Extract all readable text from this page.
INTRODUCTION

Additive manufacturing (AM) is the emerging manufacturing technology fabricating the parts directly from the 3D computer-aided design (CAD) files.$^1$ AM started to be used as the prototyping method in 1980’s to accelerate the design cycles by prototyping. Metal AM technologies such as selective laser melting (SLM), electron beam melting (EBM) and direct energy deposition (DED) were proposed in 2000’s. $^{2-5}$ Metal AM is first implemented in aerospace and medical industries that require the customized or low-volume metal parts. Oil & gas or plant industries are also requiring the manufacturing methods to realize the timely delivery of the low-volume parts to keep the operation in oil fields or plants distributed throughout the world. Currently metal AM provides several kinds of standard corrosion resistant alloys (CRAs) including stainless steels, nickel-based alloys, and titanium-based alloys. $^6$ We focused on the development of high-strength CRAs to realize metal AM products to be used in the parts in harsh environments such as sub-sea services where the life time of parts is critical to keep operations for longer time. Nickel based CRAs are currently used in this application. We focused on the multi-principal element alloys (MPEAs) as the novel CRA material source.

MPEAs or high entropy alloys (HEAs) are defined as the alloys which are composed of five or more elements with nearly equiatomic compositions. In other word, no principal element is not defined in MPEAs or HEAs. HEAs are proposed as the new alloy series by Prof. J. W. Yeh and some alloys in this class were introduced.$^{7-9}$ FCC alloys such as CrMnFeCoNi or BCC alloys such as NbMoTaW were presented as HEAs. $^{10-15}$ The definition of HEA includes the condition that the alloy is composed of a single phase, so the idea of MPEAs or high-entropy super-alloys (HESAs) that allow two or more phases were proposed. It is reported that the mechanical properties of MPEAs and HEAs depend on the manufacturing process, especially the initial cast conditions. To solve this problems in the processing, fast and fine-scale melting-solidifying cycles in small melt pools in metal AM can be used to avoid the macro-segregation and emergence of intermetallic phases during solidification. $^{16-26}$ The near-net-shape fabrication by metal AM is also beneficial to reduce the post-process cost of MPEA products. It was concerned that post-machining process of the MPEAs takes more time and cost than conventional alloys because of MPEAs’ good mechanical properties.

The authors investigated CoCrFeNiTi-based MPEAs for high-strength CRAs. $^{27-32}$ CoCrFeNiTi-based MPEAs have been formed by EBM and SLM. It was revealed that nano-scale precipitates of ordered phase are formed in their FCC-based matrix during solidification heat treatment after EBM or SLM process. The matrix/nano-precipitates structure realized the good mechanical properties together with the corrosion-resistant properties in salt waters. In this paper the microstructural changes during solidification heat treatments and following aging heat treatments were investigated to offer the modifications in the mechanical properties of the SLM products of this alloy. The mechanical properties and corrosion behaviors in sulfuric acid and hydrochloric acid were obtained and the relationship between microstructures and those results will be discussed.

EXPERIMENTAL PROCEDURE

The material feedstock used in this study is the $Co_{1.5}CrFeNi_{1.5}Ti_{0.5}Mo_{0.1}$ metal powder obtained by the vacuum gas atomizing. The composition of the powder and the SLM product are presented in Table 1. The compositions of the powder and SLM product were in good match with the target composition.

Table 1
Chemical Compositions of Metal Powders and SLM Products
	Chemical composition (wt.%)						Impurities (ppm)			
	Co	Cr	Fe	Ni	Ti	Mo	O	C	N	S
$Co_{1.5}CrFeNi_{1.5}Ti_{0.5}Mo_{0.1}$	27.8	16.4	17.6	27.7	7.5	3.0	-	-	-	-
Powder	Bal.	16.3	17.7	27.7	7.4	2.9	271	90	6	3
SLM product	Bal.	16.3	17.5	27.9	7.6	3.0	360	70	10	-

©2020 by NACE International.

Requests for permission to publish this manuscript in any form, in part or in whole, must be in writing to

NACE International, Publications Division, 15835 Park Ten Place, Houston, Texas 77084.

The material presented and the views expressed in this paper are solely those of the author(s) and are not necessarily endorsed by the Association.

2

##############################

• **WHAT THIS TASK INVOLVES**:
Scan the listing above. Collect all lines with the word "Table".

• **THE SOLUTION**:
The material feedstock used in this study is the $Co_{1.5}CrFeNi_{1.5}Ti_{0.5}Mo_{0.1}$ metal powder obtained by the vacuum gas atomizing. The composition of the powder and the SLM product are presented in Table 1. The compositions of the powder and SLM product were in good match with the target composition.
Table 1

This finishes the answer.